PROBLEM REQUIREMENTS: Copy out all of the data exactly as it appears.

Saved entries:
▼

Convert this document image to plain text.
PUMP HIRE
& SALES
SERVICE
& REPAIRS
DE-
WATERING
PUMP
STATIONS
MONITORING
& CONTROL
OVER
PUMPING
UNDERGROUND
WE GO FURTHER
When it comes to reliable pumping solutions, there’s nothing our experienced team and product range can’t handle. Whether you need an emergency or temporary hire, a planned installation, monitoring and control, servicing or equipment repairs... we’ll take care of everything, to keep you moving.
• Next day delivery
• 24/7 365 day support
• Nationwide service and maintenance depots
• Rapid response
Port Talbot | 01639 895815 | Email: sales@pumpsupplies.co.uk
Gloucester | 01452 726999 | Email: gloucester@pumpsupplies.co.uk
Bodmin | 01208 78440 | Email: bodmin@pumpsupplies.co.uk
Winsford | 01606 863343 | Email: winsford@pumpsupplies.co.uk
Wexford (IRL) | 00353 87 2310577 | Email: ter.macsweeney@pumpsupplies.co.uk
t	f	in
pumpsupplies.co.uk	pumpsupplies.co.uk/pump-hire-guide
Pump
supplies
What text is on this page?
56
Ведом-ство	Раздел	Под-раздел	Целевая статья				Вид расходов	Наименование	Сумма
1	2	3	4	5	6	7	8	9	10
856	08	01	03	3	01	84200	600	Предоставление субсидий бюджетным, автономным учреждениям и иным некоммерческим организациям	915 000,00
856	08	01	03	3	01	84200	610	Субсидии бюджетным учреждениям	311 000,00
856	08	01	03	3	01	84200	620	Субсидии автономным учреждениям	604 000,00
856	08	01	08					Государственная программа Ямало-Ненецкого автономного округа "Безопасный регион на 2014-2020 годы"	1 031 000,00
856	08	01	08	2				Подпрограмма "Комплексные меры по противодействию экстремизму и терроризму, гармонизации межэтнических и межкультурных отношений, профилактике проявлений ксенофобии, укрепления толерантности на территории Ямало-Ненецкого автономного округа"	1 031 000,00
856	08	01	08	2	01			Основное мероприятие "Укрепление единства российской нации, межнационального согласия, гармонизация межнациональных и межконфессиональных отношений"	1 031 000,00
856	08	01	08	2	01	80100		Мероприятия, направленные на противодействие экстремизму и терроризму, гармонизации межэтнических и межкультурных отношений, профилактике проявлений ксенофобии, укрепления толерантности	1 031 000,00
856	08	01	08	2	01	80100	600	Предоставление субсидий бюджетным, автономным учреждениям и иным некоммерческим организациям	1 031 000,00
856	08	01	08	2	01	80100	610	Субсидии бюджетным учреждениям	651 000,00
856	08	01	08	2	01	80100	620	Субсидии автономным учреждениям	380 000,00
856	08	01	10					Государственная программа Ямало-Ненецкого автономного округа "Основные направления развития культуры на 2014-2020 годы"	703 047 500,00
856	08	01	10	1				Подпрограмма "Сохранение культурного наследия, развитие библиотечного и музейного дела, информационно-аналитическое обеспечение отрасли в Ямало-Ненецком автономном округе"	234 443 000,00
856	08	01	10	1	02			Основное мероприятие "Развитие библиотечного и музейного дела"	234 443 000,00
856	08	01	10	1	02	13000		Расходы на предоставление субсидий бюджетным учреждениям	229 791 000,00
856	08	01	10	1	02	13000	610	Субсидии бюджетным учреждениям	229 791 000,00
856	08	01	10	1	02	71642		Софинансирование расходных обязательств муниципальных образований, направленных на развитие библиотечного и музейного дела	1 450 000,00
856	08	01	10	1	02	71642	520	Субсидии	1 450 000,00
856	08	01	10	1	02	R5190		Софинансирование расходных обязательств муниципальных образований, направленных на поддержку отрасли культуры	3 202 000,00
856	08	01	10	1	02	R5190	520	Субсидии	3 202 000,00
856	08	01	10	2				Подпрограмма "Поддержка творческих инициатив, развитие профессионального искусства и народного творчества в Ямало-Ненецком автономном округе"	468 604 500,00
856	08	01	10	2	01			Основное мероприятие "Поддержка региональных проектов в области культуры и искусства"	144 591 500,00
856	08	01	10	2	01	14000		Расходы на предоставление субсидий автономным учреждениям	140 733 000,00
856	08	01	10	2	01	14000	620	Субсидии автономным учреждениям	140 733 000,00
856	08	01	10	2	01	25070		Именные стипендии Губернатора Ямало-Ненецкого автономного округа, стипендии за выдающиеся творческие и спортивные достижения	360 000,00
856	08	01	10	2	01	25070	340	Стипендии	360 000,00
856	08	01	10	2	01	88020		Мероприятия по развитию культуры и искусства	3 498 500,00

▲

FINAL ANSWER:
Convert this document image to plain text.
PUMP HIRE
& SALES
SERVICE
& REPAIRS
DE-
WATERING
PUMP
STATIONS
MONITORING
& CONTROL
OVER
PUMPING
UNDERGROUND
WE GO FURTHER
When it comes to reliable pumping solutions, there’s nothing our experienced team and product range can’t handle. Whether you need an emergency or temporary hire, a planned installation, monitoring and control, servicing or equipment repairs... we’ll take care of everything, to keep you moving.
• Next day delivery
• 24/7 365 day support
• Nationwide service and maintenance depots
• Rapid response
Port Talbot | 01639 895815 | Email: sales@pumpsupplies.co.uk
Gloucester | 01452 726999 | Email: gloucester@pumpsupplies.co.uk
Bodmin | 01208 78440 | Email: bodmin@pumpsupplies.co.uk
Winsford | 01606 863343 | Email: winsford@pumpsupplies.co.uk
Wexford (IRL) | 00353 87 2310577 | Email: ter.macsweeney@pumpsupplies.co.uk
t	f	in
pumpsupplies.co.uk	pumpsupplies.co.uk/pump-hire-guide
Pump
supplies
What text is on this page?
56
Ведом-ство	Раздел	Под-раздел	Целевая статья				Вид расходов	Наименование	Сумма
1	2	3	4	5	6	7	8	9	10
856	08	01	03	3	01	84200	600	Предоставление субсидий бюджетным, автономным учреждениям и иным некоммерческим организациям	915 000,00
856	08	01	03	3	01	84200	610	Субсидии бюджетным учреждениям	311 000,00
856	08	01	03	3	01	84200	620	Субсидии автономным учреждениям	604 000,00
856	08	01	08					Государственная программа Ямало-Ненецкого автономного округа "Безопасный регион на 2014-2020 годы"	1 031 000,00
856	08	01	08	2				Подпрограмма "Комплексные меры по противодействию экстремизму и терроризму, гармонизации межэтнических и межкультурных отношений, профилактике проявлений ксенофобии, укрепления толерантности на территории Ямало-Ненецкого автономного округа"	1 031 000,00
856	08	01	08	2	01			Основное мероприятие "Укрепление единства российской нации, межнационального согласия, гармонизация межнациональных и межконфессиональных отношений"	1 031 000,00
856	08	01	08	2	01	80100		Мероприятия, направленные на противодействие экстремизму и терроризму, гармонизации межэтнических и межкультурных отношений, профилактике проявлений ксенофобии, укрепления толерантности	1 031 000,00
856	08	01	08	2	01	80100	600	Предоставление субсидий бюджетным, автономным учреждениям и иным некоммерческим организациям	1 031 000,00
856	08	01	08	2	01	80100	610	Субсидии бюджетным учреждениям	651 000,00
856	08	01	08	2	01	80100	620	Субсидии автономным учреждениям	380 000,00
856	08	01	10					Государственная программа Ямало-Ненецкого автономного округа "Основные направления развития культуры на 2014-2020 годы"	703 047 500,00
856	08	01	10	1				Подпрограмма "Сохранение культурного наследия, развитие библиотечного и музейного дела, информационно-аналитическое обеспечение отрасли в Ямало-Ненецком автономном округе"	234 443 000,00
856	08	01	10	1	02			Основное мероприятие "Развитие библиотечного и музейного дела"	234 443 000,00
856	08	01	10	1	02	13000		Расходы на предоставление субсидий бюджетным учреждениям	229 791 000,00
856	08	01	10	1	02	13000	610	Субсидии бюджетным учреждениям	229 791 000,00
856	08	01	10	1	02	71642		Софинансирование расходных обязательств муниципальных образований, направленных на развитие библиотечного и музейного дела	1 450 000,00
856	08	01	10	1	02	71642	520	Субсидии	1 450 000,00
856	08	01	10	1	02	R5190		Софинансирование расходных обязательств муниципальных образований, направленных на поддержку отрасли культуры	3 202 000,00
856	08	01	10	1	02	R5190	520	Субсидии	3 202 000,00
856	08	01	10	2				Подпрограмма "Поддержка творческих инициатив, развитие профессионального искусства и народного творчества в Ямало-Ненецком автономном округе"	468 604 500,00
856	08	01	10	2	01			Основное мероприятие "Поддержка региональных проектов в области культуры и искусства"	144 591 500,00
856	08	01	10	2	01	14000		Расходы на предоставление субсидий автономным учреждениям	140 733 000,00
856	08	01	10	2	01	14000	620	Субсидии автономным учреждениям	140 733 000,00
856	08	01	10	2	01	25070		Именные стипендии Губернатора Ямало-Ненецкого автономного округа, стипендии за выдающиеся творческие и спортивные достижения	360 000,00
856	08	01	10	2	01	25070	340	Стипендии	360 000,00
856	08	01	10	2	01	88020		Мероприятия по развитию культуры и искусства	3 498 500,00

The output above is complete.